begin Materials provided
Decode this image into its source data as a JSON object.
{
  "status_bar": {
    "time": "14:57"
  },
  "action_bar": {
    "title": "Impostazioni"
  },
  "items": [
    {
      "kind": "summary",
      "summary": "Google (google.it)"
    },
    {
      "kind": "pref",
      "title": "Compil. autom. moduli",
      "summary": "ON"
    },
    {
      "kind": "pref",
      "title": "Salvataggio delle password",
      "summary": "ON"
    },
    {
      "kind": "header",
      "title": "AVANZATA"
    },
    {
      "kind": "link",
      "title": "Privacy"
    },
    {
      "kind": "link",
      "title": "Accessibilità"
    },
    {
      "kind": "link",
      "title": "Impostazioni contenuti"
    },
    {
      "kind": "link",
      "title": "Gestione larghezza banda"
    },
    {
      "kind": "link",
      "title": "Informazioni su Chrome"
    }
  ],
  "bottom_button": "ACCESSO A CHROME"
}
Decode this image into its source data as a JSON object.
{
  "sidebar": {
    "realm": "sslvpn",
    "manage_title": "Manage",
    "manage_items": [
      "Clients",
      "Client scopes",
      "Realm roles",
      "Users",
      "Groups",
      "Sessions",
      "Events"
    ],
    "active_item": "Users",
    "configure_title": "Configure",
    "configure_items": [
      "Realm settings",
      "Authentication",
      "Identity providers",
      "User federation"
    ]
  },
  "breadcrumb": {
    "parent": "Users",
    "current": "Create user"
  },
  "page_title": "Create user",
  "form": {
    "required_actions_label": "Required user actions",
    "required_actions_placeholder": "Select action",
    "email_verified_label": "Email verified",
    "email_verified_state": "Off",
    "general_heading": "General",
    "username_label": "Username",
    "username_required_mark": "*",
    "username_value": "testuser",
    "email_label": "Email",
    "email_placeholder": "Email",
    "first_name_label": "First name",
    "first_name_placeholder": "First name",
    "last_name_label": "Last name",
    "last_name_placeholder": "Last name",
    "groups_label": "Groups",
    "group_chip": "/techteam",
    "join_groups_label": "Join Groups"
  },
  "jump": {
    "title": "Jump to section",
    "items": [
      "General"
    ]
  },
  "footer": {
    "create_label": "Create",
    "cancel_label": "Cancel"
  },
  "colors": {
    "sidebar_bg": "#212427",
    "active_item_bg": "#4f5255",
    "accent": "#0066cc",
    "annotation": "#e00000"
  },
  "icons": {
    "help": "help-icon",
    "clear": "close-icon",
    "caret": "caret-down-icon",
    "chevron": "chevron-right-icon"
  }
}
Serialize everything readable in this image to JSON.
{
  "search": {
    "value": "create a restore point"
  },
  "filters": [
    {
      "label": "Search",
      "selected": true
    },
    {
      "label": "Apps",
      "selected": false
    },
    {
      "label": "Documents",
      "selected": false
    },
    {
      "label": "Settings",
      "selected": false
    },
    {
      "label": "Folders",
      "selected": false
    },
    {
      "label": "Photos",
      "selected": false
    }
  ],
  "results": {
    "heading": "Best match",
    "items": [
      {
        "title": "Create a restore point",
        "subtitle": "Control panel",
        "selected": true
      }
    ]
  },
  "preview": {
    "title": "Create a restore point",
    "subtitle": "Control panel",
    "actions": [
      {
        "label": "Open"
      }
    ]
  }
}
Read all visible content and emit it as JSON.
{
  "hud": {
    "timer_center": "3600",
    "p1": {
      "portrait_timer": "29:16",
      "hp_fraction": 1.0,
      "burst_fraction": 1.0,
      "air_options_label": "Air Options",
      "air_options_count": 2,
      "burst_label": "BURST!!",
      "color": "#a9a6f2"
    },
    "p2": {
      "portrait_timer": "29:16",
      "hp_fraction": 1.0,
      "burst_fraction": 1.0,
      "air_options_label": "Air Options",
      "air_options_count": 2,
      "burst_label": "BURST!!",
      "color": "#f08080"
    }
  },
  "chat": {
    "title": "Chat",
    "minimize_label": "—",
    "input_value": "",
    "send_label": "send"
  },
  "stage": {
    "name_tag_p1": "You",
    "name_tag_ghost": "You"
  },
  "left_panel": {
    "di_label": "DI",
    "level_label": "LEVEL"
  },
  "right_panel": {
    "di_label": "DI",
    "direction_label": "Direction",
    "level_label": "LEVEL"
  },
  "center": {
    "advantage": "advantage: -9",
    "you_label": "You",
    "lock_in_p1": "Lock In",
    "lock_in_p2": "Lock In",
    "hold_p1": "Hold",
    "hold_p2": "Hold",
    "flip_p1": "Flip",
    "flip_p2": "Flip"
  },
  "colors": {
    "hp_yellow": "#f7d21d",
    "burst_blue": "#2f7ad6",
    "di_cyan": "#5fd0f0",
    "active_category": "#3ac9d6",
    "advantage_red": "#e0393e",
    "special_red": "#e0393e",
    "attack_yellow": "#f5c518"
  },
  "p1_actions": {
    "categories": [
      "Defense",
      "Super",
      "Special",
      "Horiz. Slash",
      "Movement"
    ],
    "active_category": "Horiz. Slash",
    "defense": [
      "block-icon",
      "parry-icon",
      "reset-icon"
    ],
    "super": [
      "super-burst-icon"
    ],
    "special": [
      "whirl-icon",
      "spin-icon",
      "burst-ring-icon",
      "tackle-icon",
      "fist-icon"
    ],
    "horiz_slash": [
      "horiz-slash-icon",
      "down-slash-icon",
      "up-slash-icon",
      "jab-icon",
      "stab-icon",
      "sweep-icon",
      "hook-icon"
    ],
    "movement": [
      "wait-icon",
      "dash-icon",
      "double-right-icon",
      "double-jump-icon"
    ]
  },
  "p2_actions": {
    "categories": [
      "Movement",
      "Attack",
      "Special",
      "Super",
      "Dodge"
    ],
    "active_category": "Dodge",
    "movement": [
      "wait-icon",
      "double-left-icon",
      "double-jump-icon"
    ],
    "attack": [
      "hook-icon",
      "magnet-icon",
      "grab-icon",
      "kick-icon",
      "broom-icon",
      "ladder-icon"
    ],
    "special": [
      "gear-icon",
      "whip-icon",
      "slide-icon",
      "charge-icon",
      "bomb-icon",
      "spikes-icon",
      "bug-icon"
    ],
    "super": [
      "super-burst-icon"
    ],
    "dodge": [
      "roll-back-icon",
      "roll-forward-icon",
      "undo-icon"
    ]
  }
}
end Materials provided
**Task to carry out:**
All the data must be duplicated exactly, with nothing added or removed.

**Solution to this task:**
Decode this image into its source data as a JSON object.
{
  "status_bar": {
    "time": "14:57"
  },
  "action_bar": {
    "title": "Impostazioni"
  },
  "items": [
    {
      "kind": "summary",
      "summary": "Google (google.it)"
    },
    {
      "kind": "pref",
      "title": "Compil. autom. moduli",
      "summary": "ON"
    },
    {
      "kind": "pref",
      "title": "Salvataggio delle password",
      "summary": "ON"
    },
    {
      "kind": "header",
      "title": "AVANZATA"
    },
    {
      "kind": "link",
      "title": "Privacy"
    },
    {
      "kind": "link",
      "title": "Accessibilità"
    },
    {
      "kind": "link",
      "title": "Impostazioni contenuti"
    },
    {
      "kind": "link",
      "title": "Gestione larghezza banda"
    },
    {
      "kind": "link",
      "title": "Informazioni su Chrome"
    }
  ],
  "bottom_button": "ACCESSO A CHROME"
}
Decode this image into its source data as a JSON object.
{
  "sidebar": {
    "realm": "sslvpn",
    "manage_title": "Manage",
    "manage_items": [
      "Clients",
      "Client scopes",
      "Realm roles",
      "Users",
      "Groups",
      "Sessions",
      "Events"
    ],
    "active_item": "Users",
    "configure_title": "Configure",
    "configure_items": [
      "Realm settings",
      "Authentication",
      "Identity providers",
      "User federation"
    ]
  },
  "breadcrumb": {
    "parent": "Users",
    "current": "Create user"
  },
  "page_title": "Create user",
  "form": {
    "required_actions_label": "Required user actions",
    "required_actions_placeholder": "Select action",
    "email_verified_label": "Email verified",
    "email_verified_state": "Off",
    "general_heading": "General",
    "username_label": "Username",
    "username_required_mark": "*",
    "username_value": "testuser",
    "email_label": "Email",
    "email_placeholder": "Email",
    "first_name_label": "First name",
    "first_name_placeholder": "First name",
    "last_name_label": "Last name",
    "last_name_placeholder": "Last name",
    "groups_label": "Groups",
    "group_chip": "/techteam",
    "join_groups_label": "Join Groups"
  },
  "jump": {
    "title": "Jump to section",
    "items": [
      "General"
    ]
  },
  "footer": {
    "create_label": "Create",
    "cancel_label": "Cancel"
  },
  "colors": {
    "sidebar_bg": "#212427",
    "active_item_bg": "#4f5255",
    "accent": "#0066cc",
    "annotation": "#e00000"
  },
  "icons": {
    "help": "help-icon",
    "clear": "close-icon",
    "caret": "caret-down-icon",
    "chevron": "chevron-right-icon"
  }
}
Serialize everything readable in this image to JSON.
{
  "search": {
    "value": "create a restore point"
  },
  "filters": [
    {
      "label": "Search",
      "selected": true
    },
    {
      "label": "Apps",
      "selected": false
    },
    {
      "label": "Documents",
      "selected": false
    },
    {
      "label": "Settings",
      "selected": false
    },
    {
      "label": "Folders",
      "selected": false
    },
    {
      "label": "Photos",
      "selected": false
    }
  ],
  "results": {
    "heading": "Best match",
    "items": [
      {
        "title": "Create a restore point",
        "subtitle": "Control panel",
        "selected": true
      }
    ]
  },
  "preview": {
    "title": "Create a restore point",
    "subtitle": "Control panel",
    "actions": [
      {
        "label": "Open"
      }
    ]
  }
}
Read all visible content and emit it as JSON.
{
  "hud": {
    "timer_center": "3600",
    "p1": {
      "portrait_timer": "29:16",
      "hp_fraction": 1.0,
      "burst_fraction": 1.0,
      "air_options_label": "Air Options",
      "air_options_count": 2,
      "burst_label": "BURST!!",
      "color": "#a9a6f2"
    },
    "p2": {
      "portrait_timer": "29:16",
      "hp_fraction": 1.0,
      "burst_fraction": 1.0,
      "air_options_label": "Air Options",
      "air_options_count": 2,
      "burst_label": "BURST!!",
      "color": "#f08080"
    }
  },
  "chat": {
    "title": "Chat",
    "minimize_label": "—",
    "input_value": "",
    "send_label": "send"
  },
  "stage": {
    "name_tag_p1": "You",
    "name_tag_ghost": "You"
  },
  "left_panel": {
    "di_label": "DI",
    "level_label": "LEVEL"
  },
  "right_panel": {
    "di_label": "DI",
    "direction_label": "Direction",
    "level_label": "LEVEL"
  },
  "center": {
    "advantage": "advantage: -9",
    "you_label": "You",
    "lock_in_p1": "Lock In",
    "lock_in_p2": "Lock In",
    "hold_p1": "Hold",
    "hold_p2": "Hold",
    "flip_p1": "Flip",
    "flip_p2": "Flip"
  },
  "colors": {
    "hp_yellow": "#f7d21d",
    "burst_blue": "#2f7ad6",
    "di_cyan": "#5fd0f0",
    "active_category": "#3ac9d6",
    "advantage_red": "#e0393e",
    "special_red": "#e0393e",
    "attack_yellow": "#f5c518"
  },
  "p1_actions": {
    "categories": [
      "Defense",
      "Super",
      "Special",
      "Horiz. Slash",
      "Movement"
    ],
    "active_category": "Horiz. Slash",
    "defense": [
      "block-icon",
      "parry-icon",
      "reset-icon"
    ],
    "super": [
      "super-burst-icon"
    ],
    "special": [
      "whirl-icon",
      "spin-icon",
      "burst-ring-icon",
      "tackle-icon",
      "fist-icon"
    ],
    "horiz_slash": [
      "horiz-slash-icon",
      "down-slash-icon",
      "up-slash-icon",
      "jab-icon",
      "stab-icon",
      "sweep-icon",
      "hook-icon"
    ],
    "movement": [
      "wait-icon",
      "dash-icon",
      "double-right-icon",
      "double-jump-icon"
    ]
  },
  "p2_actions": {
    "categories": [
      "Movement",
      "Attack",
      "Special",
      "Super",
      "Dodge"
    ],
    "active_category": "Dodge",
    "movement": [
      "wait-icon",
      "double-left-icon",
      "double-jump-icon"
    ],
    "attack": [
      "hook-icon",
      "magnet-icon",
      "grab-icon",
      "kick-icon",
      "broom-icon",
      "ladder-icon"
    ],
    "special": [
      "gear-icon",
      "whip-icon",
      "slide-icon",
      "charge-icon",
      "bomb-icon",
      "spikes-icon",
      "bug-icon"
    ],
    "super": [
      "super-burst-icon"
    ],
    "dodge": [
      "roll-back-icon",
      "roll-forward-icon",
      "undo-icon"
    ]
  }
}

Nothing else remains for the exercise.